* Start LISTING *

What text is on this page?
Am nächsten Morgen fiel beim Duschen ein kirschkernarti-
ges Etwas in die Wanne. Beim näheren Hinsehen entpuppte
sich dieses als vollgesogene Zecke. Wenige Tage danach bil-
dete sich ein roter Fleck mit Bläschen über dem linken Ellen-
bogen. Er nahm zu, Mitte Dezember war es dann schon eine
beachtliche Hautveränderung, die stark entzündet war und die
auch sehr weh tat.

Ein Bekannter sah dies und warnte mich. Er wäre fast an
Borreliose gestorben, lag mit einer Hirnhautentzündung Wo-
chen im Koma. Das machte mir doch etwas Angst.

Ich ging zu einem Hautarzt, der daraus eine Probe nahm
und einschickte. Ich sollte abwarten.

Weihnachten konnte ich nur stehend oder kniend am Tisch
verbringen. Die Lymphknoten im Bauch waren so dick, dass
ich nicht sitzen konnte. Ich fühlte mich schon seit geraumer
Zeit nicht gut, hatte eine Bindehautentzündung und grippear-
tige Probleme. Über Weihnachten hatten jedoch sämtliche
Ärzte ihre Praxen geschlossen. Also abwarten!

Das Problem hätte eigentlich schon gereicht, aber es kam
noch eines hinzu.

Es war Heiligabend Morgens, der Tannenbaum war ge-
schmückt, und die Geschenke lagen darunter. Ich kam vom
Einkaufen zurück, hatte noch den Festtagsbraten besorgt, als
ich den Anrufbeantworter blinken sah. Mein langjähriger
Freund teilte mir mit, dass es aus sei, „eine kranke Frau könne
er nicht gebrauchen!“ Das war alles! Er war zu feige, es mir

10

* End LISTING *

- DIRECTION: Working from the material above, retype it in its entirety without change.

- OUTPUT OF THE TASK:
What text is on this page?
Am nächsten Morgen fiel beim Duschen ein kirschkernarti-
ges Etwas in die Wanne. Beim näheren Hinsehen entpuppte
sich dieses als vollgesogene Zecke. Wenige Tage danach bil-
dete sich ein roter Fleck mit Bläschen über dem linken Ellen-
bogen. Er nahm zu, Mitte Dezember war es dann schon eine
beachtliche Hautveränderung, die stark entzündet war und die
auch sehr weh tat.

Ein Bekannter sah dies und warnte mich. Er wäre fast an
Borreliose gestorben, lag mit einer Hirnhautentzündung Wo-
chen im Koma. Das machte mir doch etwas Angst.

Ich ging zu einem Hautarzt, der daraus eine Probe nahm
und einschickte. Ich sollte abwarten.

Weihnachten konnte ich nur stehend oder kniend am Tisch
verbringen. Die Lymphknoten im Bauch waren so dick, dass
ich nicht sitzen konnte. Ich fühlte mich schon seit geraumer
Zeit nicht gut, hatte eine Bindehautentzündung und grippear-
tige Probleme. Über Weihnachten hatten jedoch sämtliche
Ärzte ihre Praxen geschlossen. Also abwarten!

Das Problem hätte eigentlich schon gereicht, aber es kam
noch eines hinzu.

Es war Heiligabend Morgens, der Tannenbaum war ge-
schmückt, und die Geschenke lagen darunter. Ich kam vom
Einkaufen zurück, hatte noch den Festtagsbraten besorgt, als
ich den Anrufbeantworter blinken sah. Mein langjähriger
Freund teilte mir mit, dass es aus sei, „eine kranke Frau könne
er nicht gebrauchen!“ Das war alles! Er war zu feige, es mir

10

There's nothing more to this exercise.